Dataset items
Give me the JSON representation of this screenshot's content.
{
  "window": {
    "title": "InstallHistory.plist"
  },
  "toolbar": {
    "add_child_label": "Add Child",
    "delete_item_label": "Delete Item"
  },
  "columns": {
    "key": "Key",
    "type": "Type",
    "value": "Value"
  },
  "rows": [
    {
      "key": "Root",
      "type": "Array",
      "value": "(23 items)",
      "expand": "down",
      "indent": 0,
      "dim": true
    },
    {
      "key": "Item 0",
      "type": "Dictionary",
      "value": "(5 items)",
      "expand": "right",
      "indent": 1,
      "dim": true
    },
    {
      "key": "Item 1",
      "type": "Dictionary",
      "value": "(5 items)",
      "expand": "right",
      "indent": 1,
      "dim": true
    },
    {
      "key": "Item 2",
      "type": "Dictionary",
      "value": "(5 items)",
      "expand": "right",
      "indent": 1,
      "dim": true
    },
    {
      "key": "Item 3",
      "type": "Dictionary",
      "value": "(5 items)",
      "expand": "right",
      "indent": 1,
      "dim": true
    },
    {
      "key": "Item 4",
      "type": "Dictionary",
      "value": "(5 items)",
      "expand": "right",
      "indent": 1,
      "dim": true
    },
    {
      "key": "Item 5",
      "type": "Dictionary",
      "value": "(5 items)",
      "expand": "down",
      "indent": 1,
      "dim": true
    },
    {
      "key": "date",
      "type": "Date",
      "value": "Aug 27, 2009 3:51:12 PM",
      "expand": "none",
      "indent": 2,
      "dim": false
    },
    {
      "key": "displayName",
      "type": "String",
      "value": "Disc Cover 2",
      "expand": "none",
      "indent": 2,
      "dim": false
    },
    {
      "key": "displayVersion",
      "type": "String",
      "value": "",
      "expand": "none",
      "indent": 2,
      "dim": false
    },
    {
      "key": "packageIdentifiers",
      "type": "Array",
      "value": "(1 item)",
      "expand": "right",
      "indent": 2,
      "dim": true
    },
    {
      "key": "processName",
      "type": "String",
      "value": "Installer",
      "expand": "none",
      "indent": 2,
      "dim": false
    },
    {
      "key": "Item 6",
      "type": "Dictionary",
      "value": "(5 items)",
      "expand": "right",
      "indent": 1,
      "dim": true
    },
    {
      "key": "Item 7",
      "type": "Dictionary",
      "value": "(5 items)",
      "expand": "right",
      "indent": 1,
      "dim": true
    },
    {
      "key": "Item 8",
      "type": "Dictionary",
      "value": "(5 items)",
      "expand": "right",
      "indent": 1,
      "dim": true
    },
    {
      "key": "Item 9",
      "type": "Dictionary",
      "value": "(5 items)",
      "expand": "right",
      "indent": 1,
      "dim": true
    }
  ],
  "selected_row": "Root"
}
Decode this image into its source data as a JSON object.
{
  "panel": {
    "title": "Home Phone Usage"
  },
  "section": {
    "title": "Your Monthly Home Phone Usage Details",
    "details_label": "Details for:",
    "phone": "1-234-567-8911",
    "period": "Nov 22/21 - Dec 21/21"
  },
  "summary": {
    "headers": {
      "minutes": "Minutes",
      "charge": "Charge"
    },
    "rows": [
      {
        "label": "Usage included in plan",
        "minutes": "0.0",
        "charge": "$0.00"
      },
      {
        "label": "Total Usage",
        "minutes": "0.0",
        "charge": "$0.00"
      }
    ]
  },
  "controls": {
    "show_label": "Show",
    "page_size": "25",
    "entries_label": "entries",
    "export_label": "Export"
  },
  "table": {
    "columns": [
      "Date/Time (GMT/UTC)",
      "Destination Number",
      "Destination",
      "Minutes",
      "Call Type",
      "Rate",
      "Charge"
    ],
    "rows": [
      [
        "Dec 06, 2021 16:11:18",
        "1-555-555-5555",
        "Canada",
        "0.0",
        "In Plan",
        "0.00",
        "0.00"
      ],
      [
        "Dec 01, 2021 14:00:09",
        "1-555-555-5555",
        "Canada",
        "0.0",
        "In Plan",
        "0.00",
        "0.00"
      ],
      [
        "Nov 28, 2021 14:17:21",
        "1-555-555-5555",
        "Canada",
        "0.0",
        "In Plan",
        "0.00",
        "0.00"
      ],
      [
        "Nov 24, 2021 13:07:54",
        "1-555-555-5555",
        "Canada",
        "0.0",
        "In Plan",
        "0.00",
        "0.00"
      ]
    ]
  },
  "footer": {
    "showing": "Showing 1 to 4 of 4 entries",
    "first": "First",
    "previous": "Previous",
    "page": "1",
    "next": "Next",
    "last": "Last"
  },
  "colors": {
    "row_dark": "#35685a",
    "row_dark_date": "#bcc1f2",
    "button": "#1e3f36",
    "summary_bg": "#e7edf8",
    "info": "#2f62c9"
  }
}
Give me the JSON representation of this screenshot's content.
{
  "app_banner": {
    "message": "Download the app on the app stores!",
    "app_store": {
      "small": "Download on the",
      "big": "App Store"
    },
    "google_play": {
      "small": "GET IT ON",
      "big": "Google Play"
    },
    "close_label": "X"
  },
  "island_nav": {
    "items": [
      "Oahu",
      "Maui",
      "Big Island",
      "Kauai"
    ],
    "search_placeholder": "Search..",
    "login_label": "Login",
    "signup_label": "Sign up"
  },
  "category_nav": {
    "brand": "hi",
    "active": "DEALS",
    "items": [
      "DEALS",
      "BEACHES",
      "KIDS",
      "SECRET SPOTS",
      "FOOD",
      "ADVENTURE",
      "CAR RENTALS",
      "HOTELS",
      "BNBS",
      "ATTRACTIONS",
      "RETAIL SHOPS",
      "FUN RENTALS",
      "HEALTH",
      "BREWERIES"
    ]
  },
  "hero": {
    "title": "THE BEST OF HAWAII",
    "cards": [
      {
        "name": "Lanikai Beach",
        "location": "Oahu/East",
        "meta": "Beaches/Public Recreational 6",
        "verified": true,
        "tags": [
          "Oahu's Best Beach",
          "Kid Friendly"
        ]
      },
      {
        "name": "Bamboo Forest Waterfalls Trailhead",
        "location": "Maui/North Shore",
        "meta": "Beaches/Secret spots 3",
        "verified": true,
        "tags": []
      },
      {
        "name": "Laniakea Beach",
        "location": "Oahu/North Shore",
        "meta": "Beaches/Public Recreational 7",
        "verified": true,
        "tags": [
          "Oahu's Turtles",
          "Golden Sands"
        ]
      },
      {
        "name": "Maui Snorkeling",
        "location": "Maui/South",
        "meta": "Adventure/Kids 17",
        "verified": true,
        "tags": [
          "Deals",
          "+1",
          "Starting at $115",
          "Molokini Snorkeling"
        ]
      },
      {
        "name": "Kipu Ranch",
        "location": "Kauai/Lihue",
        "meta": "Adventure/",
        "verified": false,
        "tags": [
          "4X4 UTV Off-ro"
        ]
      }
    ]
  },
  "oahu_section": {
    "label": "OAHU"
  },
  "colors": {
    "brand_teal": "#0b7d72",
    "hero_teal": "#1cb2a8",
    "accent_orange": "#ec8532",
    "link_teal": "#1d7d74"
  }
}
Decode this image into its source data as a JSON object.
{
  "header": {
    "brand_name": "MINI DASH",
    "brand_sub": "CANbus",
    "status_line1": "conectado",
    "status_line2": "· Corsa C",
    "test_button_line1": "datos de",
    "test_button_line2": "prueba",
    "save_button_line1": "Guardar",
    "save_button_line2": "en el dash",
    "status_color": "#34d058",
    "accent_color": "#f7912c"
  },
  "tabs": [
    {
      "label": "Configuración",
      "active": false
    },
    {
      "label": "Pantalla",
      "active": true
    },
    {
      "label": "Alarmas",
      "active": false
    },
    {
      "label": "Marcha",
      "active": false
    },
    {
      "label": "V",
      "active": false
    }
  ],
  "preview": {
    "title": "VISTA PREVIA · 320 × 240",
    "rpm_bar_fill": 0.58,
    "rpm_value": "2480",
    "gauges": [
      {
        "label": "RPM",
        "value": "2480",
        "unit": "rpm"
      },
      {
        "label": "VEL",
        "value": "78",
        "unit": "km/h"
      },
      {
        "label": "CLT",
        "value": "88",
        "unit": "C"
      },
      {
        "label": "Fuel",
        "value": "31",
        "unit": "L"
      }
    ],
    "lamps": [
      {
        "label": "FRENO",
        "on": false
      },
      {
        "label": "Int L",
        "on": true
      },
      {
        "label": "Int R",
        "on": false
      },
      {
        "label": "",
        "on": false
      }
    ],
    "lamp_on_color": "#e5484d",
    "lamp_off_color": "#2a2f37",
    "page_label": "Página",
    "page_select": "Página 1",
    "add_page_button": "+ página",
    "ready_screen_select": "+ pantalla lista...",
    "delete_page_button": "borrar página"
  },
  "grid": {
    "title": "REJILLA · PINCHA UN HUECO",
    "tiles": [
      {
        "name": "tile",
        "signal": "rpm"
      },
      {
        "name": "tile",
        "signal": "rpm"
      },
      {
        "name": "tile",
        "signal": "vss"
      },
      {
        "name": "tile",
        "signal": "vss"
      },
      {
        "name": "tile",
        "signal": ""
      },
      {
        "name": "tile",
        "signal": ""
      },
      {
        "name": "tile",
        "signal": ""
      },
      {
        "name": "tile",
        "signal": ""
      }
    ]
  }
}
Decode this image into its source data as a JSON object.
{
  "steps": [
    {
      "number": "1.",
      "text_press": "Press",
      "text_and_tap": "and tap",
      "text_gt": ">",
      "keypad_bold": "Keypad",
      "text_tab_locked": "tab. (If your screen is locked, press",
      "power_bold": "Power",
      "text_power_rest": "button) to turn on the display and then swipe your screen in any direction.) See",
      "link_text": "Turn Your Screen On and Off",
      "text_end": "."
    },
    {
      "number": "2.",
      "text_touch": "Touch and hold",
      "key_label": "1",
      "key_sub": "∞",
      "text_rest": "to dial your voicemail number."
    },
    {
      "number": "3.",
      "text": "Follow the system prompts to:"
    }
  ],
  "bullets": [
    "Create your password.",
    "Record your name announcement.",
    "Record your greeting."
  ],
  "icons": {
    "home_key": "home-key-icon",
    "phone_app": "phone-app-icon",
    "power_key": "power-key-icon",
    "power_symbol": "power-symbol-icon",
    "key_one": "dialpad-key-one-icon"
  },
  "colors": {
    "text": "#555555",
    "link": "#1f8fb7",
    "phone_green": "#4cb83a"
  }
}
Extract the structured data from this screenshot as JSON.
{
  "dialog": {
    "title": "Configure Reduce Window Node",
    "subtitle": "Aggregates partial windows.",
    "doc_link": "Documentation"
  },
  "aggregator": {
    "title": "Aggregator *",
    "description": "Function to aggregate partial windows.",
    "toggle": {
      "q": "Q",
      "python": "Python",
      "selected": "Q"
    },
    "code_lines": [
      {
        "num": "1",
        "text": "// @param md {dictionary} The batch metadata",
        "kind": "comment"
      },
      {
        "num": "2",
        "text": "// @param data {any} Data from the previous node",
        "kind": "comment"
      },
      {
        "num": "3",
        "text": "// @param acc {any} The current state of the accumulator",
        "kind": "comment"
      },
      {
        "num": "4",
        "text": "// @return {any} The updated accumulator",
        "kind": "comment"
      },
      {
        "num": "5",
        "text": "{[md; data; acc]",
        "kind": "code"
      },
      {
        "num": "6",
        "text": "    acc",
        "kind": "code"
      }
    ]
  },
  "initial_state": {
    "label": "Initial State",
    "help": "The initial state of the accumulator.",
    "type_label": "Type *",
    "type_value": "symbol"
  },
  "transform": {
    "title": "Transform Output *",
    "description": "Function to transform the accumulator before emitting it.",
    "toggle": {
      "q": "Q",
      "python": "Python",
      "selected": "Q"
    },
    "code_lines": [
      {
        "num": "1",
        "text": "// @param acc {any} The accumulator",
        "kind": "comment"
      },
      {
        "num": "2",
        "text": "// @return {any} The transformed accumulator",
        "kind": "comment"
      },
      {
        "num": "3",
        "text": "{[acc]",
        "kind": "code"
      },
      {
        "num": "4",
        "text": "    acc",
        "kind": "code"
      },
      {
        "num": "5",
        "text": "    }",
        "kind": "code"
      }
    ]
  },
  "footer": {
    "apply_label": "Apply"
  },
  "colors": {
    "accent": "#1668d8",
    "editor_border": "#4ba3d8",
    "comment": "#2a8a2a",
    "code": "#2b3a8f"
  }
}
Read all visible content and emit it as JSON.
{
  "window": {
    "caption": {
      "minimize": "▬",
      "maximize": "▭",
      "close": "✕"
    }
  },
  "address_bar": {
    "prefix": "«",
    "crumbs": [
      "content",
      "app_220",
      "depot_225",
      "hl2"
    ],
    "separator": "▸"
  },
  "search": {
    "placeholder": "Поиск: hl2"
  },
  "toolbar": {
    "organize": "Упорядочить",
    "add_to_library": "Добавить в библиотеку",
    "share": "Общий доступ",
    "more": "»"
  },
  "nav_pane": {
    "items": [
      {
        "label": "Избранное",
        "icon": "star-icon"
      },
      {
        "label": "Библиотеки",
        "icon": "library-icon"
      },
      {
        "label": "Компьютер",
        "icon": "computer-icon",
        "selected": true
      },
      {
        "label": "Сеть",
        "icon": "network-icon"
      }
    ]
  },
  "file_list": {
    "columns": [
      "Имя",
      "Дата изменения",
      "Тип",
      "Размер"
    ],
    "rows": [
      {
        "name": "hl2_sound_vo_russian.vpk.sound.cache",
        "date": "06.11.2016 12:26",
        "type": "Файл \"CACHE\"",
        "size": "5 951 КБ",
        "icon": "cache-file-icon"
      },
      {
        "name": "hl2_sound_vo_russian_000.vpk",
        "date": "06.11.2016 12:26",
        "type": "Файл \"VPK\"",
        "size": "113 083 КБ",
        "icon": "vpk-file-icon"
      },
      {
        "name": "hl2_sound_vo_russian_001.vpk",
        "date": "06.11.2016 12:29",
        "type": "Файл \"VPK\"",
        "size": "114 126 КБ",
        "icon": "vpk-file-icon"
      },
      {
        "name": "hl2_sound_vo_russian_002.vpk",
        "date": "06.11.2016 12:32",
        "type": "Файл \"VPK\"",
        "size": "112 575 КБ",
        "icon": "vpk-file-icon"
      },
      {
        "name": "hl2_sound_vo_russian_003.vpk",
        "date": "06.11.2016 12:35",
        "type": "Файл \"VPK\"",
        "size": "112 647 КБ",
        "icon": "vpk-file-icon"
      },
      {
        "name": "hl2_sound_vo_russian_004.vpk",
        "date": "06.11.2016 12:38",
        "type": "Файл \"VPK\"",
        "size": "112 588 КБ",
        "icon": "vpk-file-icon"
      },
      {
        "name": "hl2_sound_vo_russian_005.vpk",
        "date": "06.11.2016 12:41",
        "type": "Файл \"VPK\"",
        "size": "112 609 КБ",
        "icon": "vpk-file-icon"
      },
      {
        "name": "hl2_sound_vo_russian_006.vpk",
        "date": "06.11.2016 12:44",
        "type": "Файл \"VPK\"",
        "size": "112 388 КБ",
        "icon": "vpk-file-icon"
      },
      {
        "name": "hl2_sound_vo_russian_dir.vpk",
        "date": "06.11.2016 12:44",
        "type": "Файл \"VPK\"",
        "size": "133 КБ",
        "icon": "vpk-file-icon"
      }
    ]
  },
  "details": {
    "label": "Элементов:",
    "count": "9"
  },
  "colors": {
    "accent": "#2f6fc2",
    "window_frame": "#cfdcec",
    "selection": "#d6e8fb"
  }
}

What this task involves
Using the listing above, pick out each line that contains the word "Recreational", then copy it.

Answer to the problem
        "meta": "Beaches/Public Recreational 6",
        "meta": "Beaches/Public Recreational 7",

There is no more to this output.